Extracted records:
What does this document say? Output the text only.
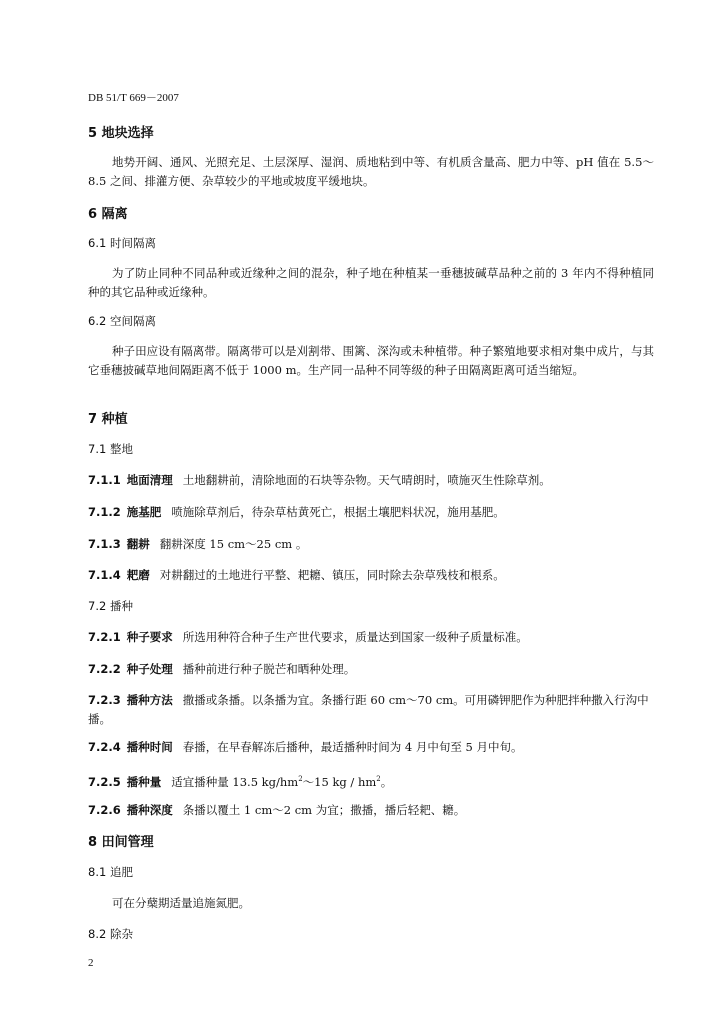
DB 51/T 669－2007
5 地块选择
地势开阔、通风、光照充足、土层深厚、湿润、质地粘到中等、有机质含量高、肥力中等、pH 值在 5.5～8.5 之间、排灌方便、杂草较少的平地或坡度平缓地块。
6 隔离
6.1 时间隔离
为了防止同种不同品种或近缘种之间的混杂，种子地在种植某一垂穗披碱草品种之前的 3 年内不得种植同种的其它品种或近缘种。
6.2 空间隔离
种子田应设有隔离带。隔离带可以是刈割带、围篱、深沟或未种植带。种子繁殖地要求相对集中成片，与其它垂穗披碱草地间隔距离不低于 1000 m。生产同一品种不同等级的种子田隔离距离可适当缩短。
7 种植
7.1 整地
7.1.1 地面清理 土地翻耕前，清除地面的石块等杂物。天气晴朗时，喷施灭生性除草剂。
7.1.2 施基肥 喷施除草剂后，待杂草枯黄死亡，根据土壤肥料状况，施用基肥。
7.1.3 翻耕 翻耕深度 15 cm～25 cm 。
7.1.4 耙磨 对耕翻过的土地进行平整、耙耱、镇压，同时除去杂草残枝和根系。
7.2 播种
7.2.1 种子要求 所选用种符合种子生产世代要求，质量达到国家一级种子质量标准。
7.2.2 种子处理 播种前进行种子脱芒和晒种处理。
7.2.3 播种方法 撒播或条播。以条播为宜。条播行距 60 cm～70 cm。可用磷钾肥作为种肥拌种撒入行沟中播。
7.2.4 播种时间 春播，在早春解冻后播种，最适播种时间为 4 月中旬至 5 月中旬。
7.2.5 播种量 适宜播种量 13.5 $kg/hm^2\sim 15$ kg / $hm^2$。
7.2.6 播种深度 条播以覆土 1 cm～2 cm 为宜；撒播，播后轻耙、耱。
8 田间管理
8.1 追肥
可在分蘖期适量追施氮肥。
8.2 除杂
2
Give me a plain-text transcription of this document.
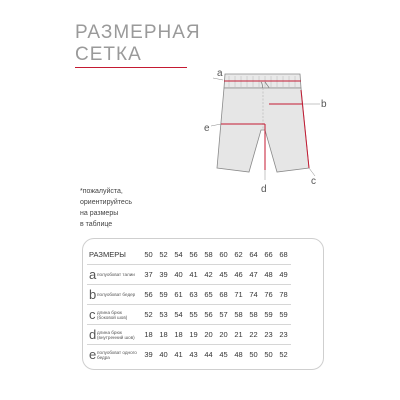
РАЗМЕРНАЯ
СЕТКА
a
b
e
c
d
*пожалуйста,
ориентируйтесь
на размеры
в таблице
РАЗМЕРЫ	50	52	54	56	58	60	62	64	66	68

a полуобхват талии	37	39	40	41	42	45	46	47	48	49

b полуобхват бедер	56	59	61	63	65	68	71	74	76	78

c длина брюк (боковой шов)	52	53	54	55	56	57	58	58	59	59

d длина брюк (внутренний шов)	18	18	18	19	20	20	21	22	23	23

e полуобхват одного бедра	39	40	41	43	44	45	48	50	50	52
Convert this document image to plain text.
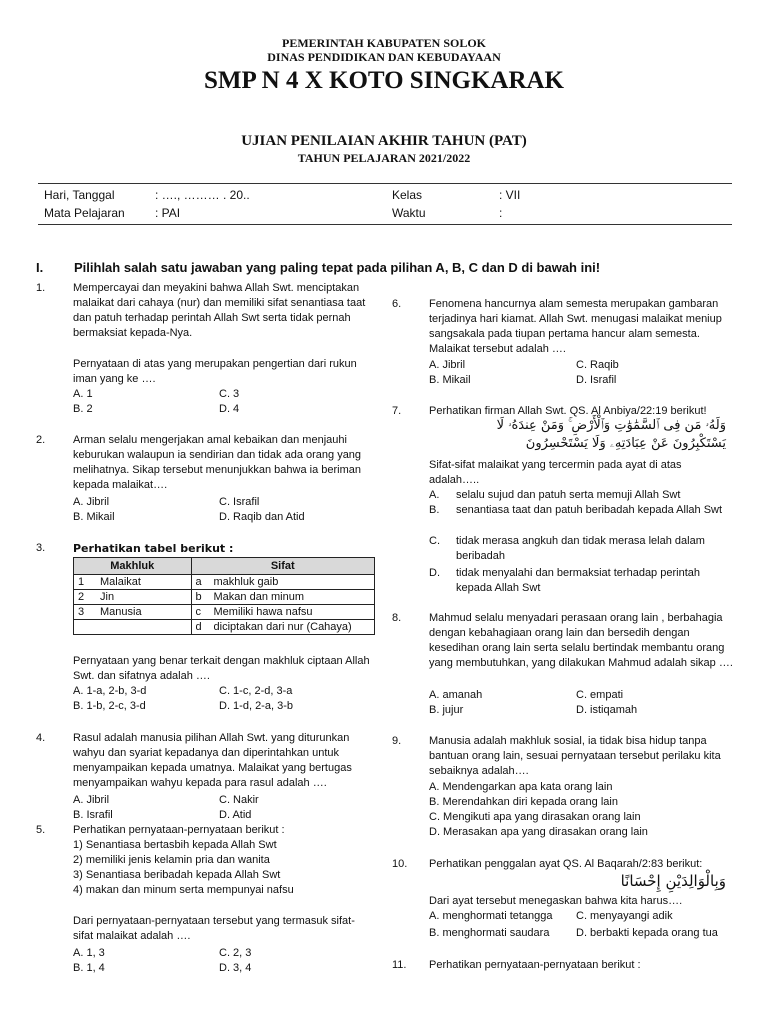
PEMERINTAH KABUPATEN SOLOK
DINAS PENDIDIKAN DAN KEBUDAYAAN
SMP N 4 X KOTO SINGKARAK
UJIAN PENILAIAN AKHIR TAHUN (PAT)
TAHUN PELAJARAN 2021/2022
Hari, Tanggal	: …., ……… . 20..	Kelas	: VII
Mata Pelajaran	: PAI	Waktu	:
I. Pilihlah salah satu jawaban yang paling tepat pada pilihan A, B, C dan D di bawah ini!
1.	Mempercayai dan meyakini bahwa Allah Swt. menciptakan malaikat dari cahaya (nur) dan memiliki sifat senantiasa taat dan patuh terhadap perintah Allah Swt serta tidak pernah bermaksiat kepada-Nya.
Pernyataan di atas yang merupakan pengertian dari rukun iman yang ke ….
A. 1	C. 3
B. 2	D. 4
2.	Arman selalu mengerjakan amal kebaikan dan menjauhi keburukan walaupun ia sendirian dan tidak ada orang yang melihatnya. Sikap tersebut menunjukkan bahwa ia beriman kepada malaikat….
A. Jibril	C. Israfil
B. Mikail	D. Raqib dan Atid
3.	Perhatikan tabel berikut :
Makhluk		Sifat	
1	Malaikat	a	makhluk gaib
2	Jin	b	Makan dan minum
3	Manusia	c	Memiliki hawa nafsu
		d	diciptakan dari nur (Cahaya)
Pernyataan yang benar terkait dengan makhluk ciptaan Allah Swt. dan sifatnya adalah ….
A. 1-a, 2-b, 3-d	C. 1-c, 2-d, 3-a
B. 1-b, 2-c, 3-d	D. 1-d, 2-a, 3-b
4.	Rasul adalah manusia pilihan Allah Swt. yang diturunkan wahyu dan syariat kepadanya dan diperintahkan untuk menyampaikan kepada umatnya. Malaikat yang bertugas menyampaikan wahyu kepada para rasul adalah ….
A. Jibril	C. Nakir
B. Israfil	D. Atid
5.	Perhatikan pernyataan-pernyataan berikut :
1) Senantiasa bertasbih kepada Allah Swt
2) memiliki jenis kelamin pria dan wanita
3) Senantiasa beribadah kepada Allah Swt
4) makan dan minum serta mempunyai nafsu
Dari pernyataan-pernyataan tersebut yang termasuk sifat-sifat malaikat adalah ….
A. 1, 3	C. 2, 3
B. 1, 4	D. 3, 4
6.	Fenomena hancurnya alam semesta merupakan gambaran terjadinya hari kiamat. Allah Swt. menugasi malaikat meniup sangsakala pada tiupan pertama hancur alam semesta. Malaikat tersebut adalah ….
A. Jibril	C. Raqib
B. Mikail	D. Israfil
7.	Perhatikan firman Allah Swt. QS. Al Anbiya/22:19 berikut!
وَلَهُۥ مَن فِى ٱلسَّمَٰوَٰتِ وَٱلْأَرْضِ ۚ وَمَنْ عِندَهُۥ لَا
يَسْتَكْبِرُونَ عَنْ عِبَادَتِهِۦ وَلَا يَسْتَحْسِرُونَ
Sifat-sifat malaikat yang tercermin pada ayat di atas adalah…..
A. selalu sujud dan patuh serta memuji Allah Swt
B. senantiasa taat dan patuh beribadah kepada Allah Swt
C. tidak merasa angkuh dan tidak merasa lelah dalam beribadah
D. tidak menyalahi dan bermaksiat terhadap perintah kepada Allah Swt
8.	Mahmud selalu menyadari perasaan orang lain , berbahagia dengan kebahagiaan orang lain dan bersedih dengan kesedihan orang lain serta selalu bertindak membantu orang yang membutuhkan, yang dilakukan Mahmud adalah sikap ….
A. amanah	C. empati
B. jujur	D. istiqamah
9.	Manusia adalah makhluk sosial, ia tidak bisa hidup tanpa bantuan orang lain, sesuai pernyataan tersebut perilaku kita sebaiknya adalah….
A. Mendengarkan apa kata orang lain
B. Merendahkan diri kepada orang lain
C. Mengikuti apa yang dirasakan orang lain
D. Merasakan apa yang dirasakan orang lain
10. Perhatikan penggalan ayat QS. Al Baqarah/2:83 berikut:
وَبِالْوَالِدَيْنِ إِحْسَانًا
Dari ayat tersebut menegaskan bahwa kita harus….
A. menghormati tetangga C. menyayangi adik
B. menghormati saudara D. berbakti kepada orang tua
11. Perhatikan pernyataan-pernyataan berikut :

> **Description of the task**: Except for the pictures, reproduce every line exactly.

> **Expected output**:
What does this document say? Output the text only.
DB 51/T 669－2007
5 地块选择
地势开阔、通风、光照充足、土层深厚、湿润、质地粘到中等、有机质含量高、肥力中等、pH 值在 5.5～8.5 之间、排灌方便、杂草较少的平地或坡度平缓地块。
6 隔离
6.1 时间隔离
为了防止同种不同品种或近缘种之间的混杂，种子地在种植某一垂穗披碱草品种之前的 3 年内不得种植同种的其它品种或近缘种。
6.2 空间隔离
种子田应设有隔离带。隔离带可以是刈割带、围篱、深沟或未种植带。种子繁殖地要求相对集中成片，与其它垂穗披碱草地间隔距离不低于 1000 m。生产同一品种不同等级的种子田隔离距离可适当缩短。
7 种植
7.1 整地
7.1.1 地面清理 土地翻耕前，清除地面的石块等杂物。天气晴朗时，喷施灭生性除草剂。
7.1.2 施基肥 喷施除草剂后，待杂草枯黄死亡，根据土壤肥料状况，施用基肥。
7.1.3 翻耕 翻耕深度 15 cm～25 cm 。
7.1.4 耙磨 对耕翻过的土地进行平整、耙耱、镇压，同时除去杂草残枝和根系。
7.2 播种
7.2.1 种子要求 所选用种符合种子生产世代要求，质量达到国家一级种子质量标准。
7.2.2 种子处理 播种前进行种子脱芒和晒种处理。
7.2.3 播种方法 撒播或条播。以条播为宜。条播行距 60 cm～70 cm。可用磷钾肥作为种肥拌种撒入行沟中播。
7.2.4 播种时间 春播，在早春解冻后播种，最适播种时间为 4 月中旬至 5 月中旬。
7.2.5 播种量 适宜播种量 13.5 $kg/hm^2\sim 15$ kg / $hm^2$。
7.2.6 播种深度 条播以覆土 1 cm～2 cm 为宜；撒播，播后轻耙、耱。
8 田间管理
8.1 追肥
可在分蘖期适量追施氮肥。
8.2 除杂
2
Give me a plain-text transcription of this document.
РАЗМЕРНАЯ
СЕТКА
a
b
e
c
d
*пожалуйста,
ориентируйтесь
на размеры
в таблице
РАЗМЕРЫ	50	52	54	56	58	60	62	64	66	68

a полуобхват талии	37	39	40	41	42	45	46	47	48	49

b полуобхват бедер	56	59	61	63	65	68	71	74	76	78

c длина брюк (боковой шов)	52	53	54	55	56	57	58	58	59	59

d длина брюк (внутренний шов)	18	18	18	19	20	20	21	22	23	23

e полуобхват одного бедра	39	40	41	43	44	45	48	50	50	52
Convert this document image to plain text.
PEMERINTAH KABUPATEN SOLOK
DINAS PENDIDIKAN DAN KEBUDAYAAN
SMP N 4 X KOTO SINGKARAK
UJIAN PENILAIAN AKHIR TAHUN (PAT)
TAHUN PELAJARAN 2021/2022
Hari, Tanggal	: …., ……… . 20..	Kelas	: VII
Mata Pelajaran	: PAI	Waktu	:
I. Pilihlah salah satu jawaban yang paling tepat pada pilihan A, B, C dan D di bawah ini!
1.	Mempercayai dan meyakini bahwa Allah Swt. menciptakan malaikat dari cahaya (nur) dan memiliki sifat senantiasa taat dan patuh terhadap perintah Allah Swt serta tidak pernah bermaksiat kepada-Nya.
Pernyataan di atas yang merupakan pengertian dari rukun iman yang ke ….
A. 1	C. 3
B. 2	D. 4
2.	Arman selalu mengerjakan amal kebaikan dan menjauhi keburukan walaupun ia sendirian dan tidak ada orang yang melihatnya. Sikap tersebut menunjukkan bahwa ia beriman kepada malaikat….
A. Jibril	C. Israfil
B. Mikail	D. Raqib dan Atid
3.	Perhatikan tabel berikut :
Makhluk		Sifat	
1	Malaikat	a	makhluk gaib
2	Jin	b	Makan dan minum
3	Manusia	c	Memiliki hawa nafsu
		d	diciptakan dari nur (Cahaya)
Pernyataan yang benar terkait dengan makhluk ciptaan Allah Swt. dan sifatnya adalah ….
A. 1-a, 2-b, 3-d	C. 1-c, 2-d, 3-a
B. 1-b, 2-c, 3-d	D. 1-d, 2-a, 3-b
4.	Rasul adalah manusia pilihan Allah Swt. yang diturunkan wahyu dan syariat kepadanya dan diperintahkan untuk menyampaikan kepada umatnya. Malaikat yang bertugas menyampaikan wahyu kepada para rasul adalah ….
A. Jibril	C. Nakir
B. Israfil	D. Atid
5.	Perhatikan pernyataan-pernyataan berikut :
1) Senantiasa bertasbih kepada Allah Swt
2) memiliki jenis kelamin pria dan wanita
3) Senantiasa beribadah kepada Allah Swt
4) makan dan minum serta mempunyai nafsu
Dari pernyataan-pernyataan tersebut yang termasuk sifat-sifat malaikat adalah ….
A. 1, 3	C. 2, 3
B. 1, 4	D. 3, 4
6.	Fenomena hancurnya alam semesta merupakan gambaran terjadinya hari kiamat. Allah Swt. menugasi malaikat meniup sangsakala pada tiupan pertama hancur alam semesta. Malaikat tersebut adalah ….
A. Jibril	C. Raqib
B. Mikail	D. Israfil
7.	Perhatikan firman Allah Swt. QS. Al Anbiya/22:19 berikut!
وَلَهُۥ مَن فِى ٱلسَّمَٰوَٰتِ وَٱلْأَرْضِ ۚ وَمَنْ عِندَهُۥ لَا
يَسْتَكْبِرُونَ عَنْ عِبَادَتِهِۦ وَلَا يَسْتَحْسِرُونَ
Sifat-sifat malaikat yang tercermin pada ayat di atas adalah…..
A. selalu sujud dan patuh serta memuji Allah Swt
B. senantiasa taat dan patuh beribadah kepada Allah Swt
C. tidak merasa angkuh dan tidak merasa lelah dalam beribadah
D. tidak menyalahi dan bermaksiat terhadap perintah kepada Allah Swt
8.	Mahmud selalu menyadari perasaan orang lain , berbahagia dengan kebahagiaan orang lain dan bersedih dengan kesedihan orang lain serta selalu bertindak membantu orang yang membutuhkan, yang dilakukan Mahmud adalah sikap ….
A. amanah	C. empati
B. jujur	D. istiqamah
9.	Manusia adalah makhluk sosial, ia tidak bisa hidup tanpa bantuan orang lain, sesuai pernyataan tersebut perilaku kita sebaiknya adalah….
A. Mendengarkan apa kata orang lain
B. Merendahkan diri kepada orang lain
C. Mengikuti apa yang dirasakan orang lain
D. Merasakan apa yang dirasakan orang lain
10. Perhatikan penggalan ayat QS. Al Baqarah/2:83 berikut:
وَبِالْوَالِدَيْنِ إِحْسَانًا
Dari ayat tersebut menegaskan bahwa kita harus….
A. menghormati tetangga C. menyayangi adik
B. menghormati saudara D. berbakti kepada orang tua
11. Perhatikan pernyataan-pernyataan berikut :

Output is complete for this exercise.